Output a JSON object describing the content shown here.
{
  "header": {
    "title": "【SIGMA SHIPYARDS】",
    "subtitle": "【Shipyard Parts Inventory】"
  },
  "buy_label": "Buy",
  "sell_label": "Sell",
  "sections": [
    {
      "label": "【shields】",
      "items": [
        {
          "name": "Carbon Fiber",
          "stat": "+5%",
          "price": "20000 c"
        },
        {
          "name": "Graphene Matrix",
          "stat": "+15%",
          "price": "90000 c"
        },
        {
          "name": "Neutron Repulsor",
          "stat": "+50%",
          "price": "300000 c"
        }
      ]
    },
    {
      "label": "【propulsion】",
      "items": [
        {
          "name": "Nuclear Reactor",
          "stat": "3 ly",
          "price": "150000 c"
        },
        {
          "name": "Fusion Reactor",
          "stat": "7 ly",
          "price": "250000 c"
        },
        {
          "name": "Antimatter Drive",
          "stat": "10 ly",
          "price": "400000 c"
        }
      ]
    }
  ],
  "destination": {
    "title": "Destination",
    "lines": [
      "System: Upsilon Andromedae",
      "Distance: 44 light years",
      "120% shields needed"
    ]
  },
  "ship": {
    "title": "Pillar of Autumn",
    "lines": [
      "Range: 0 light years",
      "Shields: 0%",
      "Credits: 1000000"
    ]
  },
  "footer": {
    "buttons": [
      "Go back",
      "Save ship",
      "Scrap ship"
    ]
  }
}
# # # # #
* [Exercise]: Give the number of lines in the records that contain the string "price", with no other output.

* [Task response]: 6